**** Provided material

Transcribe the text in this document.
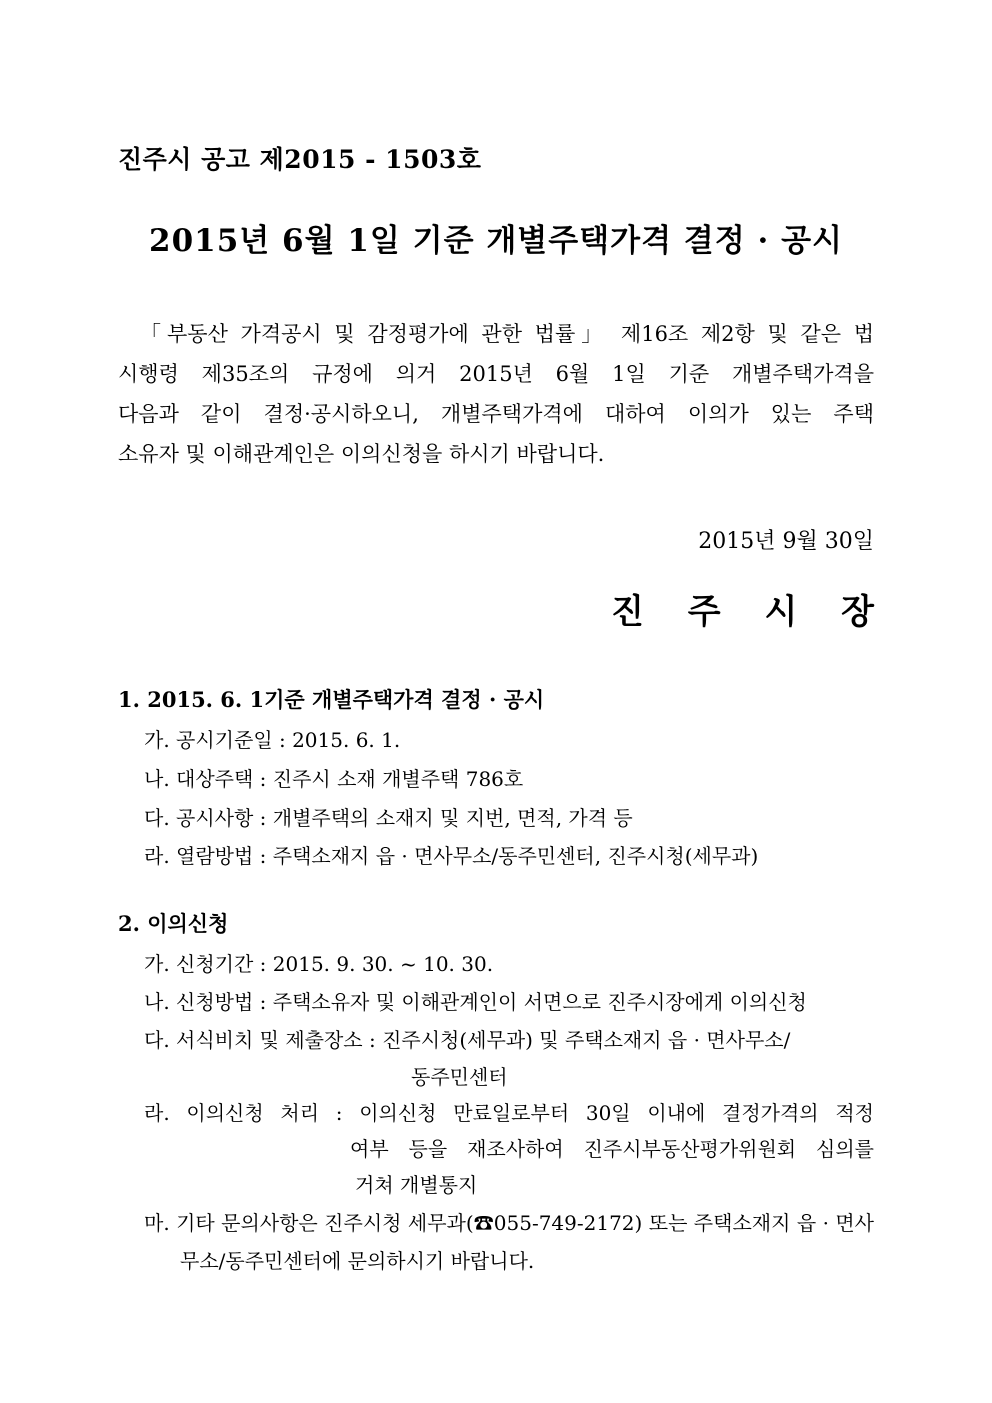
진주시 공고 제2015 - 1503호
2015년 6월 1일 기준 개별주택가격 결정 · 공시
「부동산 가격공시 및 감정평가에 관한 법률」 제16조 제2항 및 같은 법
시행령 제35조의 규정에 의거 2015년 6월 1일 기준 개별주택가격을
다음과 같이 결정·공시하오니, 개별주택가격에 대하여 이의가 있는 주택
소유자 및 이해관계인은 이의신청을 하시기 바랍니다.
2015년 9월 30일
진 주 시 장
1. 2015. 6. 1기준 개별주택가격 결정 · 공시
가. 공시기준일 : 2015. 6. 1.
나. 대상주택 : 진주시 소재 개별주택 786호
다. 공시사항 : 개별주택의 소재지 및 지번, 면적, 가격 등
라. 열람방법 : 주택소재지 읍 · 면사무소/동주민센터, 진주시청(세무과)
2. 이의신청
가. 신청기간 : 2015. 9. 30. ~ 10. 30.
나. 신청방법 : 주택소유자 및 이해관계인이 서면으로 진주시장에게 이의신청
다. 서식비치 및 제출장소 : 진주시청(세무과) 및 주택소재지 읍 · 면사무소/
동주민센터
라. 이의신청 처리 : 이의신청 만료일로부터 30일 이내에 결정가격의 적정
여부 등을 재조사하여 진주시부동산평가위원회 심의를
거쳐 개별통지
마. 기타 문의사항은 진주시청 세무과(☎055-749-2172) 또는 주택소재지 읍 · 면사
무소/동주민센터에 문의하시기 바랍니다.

********

◆ What is required: Do not include images; quote all of the entries above exactly.

◆ Solution to this problem:
Transcribe the text in this document.
진주시 공고 제2015 - 1503호
2015년 6월 1일 기준 개별주택가격 결정 · 공시
「부동산 가격공시 및 감정평가에 관한 법률」 제16조 제2항 및 같은 법
시행령 제35조의 규정에 의거 2015년 6월 1일 기준 개별주택가격을
다음과 같이 결정·공시하오니, 개별주택가격에 대하여 이의가 있는 주택
소유자 및 이해관계인은 이의신청을 하시기 바랍니다.
2015년 9월 30일
진 주 시 장
1. 2015. 6. 1기준 개별주택가격 결정 · 공시
가. 공시기준일 : 2015. 6. 1.
나. 대상주택 : 진주시 소재 개별주택 786호
다. 공시사항 : 개별주택의 소재지 및 지번, 면적, 가격 등
라. 열람방법 : 주택소재지 읍 · 면사무소/동주민센터, 진주시청(세무과)
2. 이의신청
가. 신청기간 : 2015. 9. 30. ~ 10. 30.
나. 신청방법 : 주택소유자 및 이해관계인이 서면으로 진주시장에게 이의신청
다. 서식비치 및 제출장소 : 진주시청(세무과) 및 주택소재지 읍 · 면사무소/
동주민센터
라. 이의신청 처리 : 이의신청 만료일로부터 30일 이내에 결정가격의 적정
여부 등을 재조사하여 진주시부동산평가위원회 심의를
거쳐 개별통지
마. 기타 문의사항은 진주시청 세무과(☎055-749-2172) 또는 주택소재지 읍 · 면사
무소/동주민센터에 문의하시기 바랍니다.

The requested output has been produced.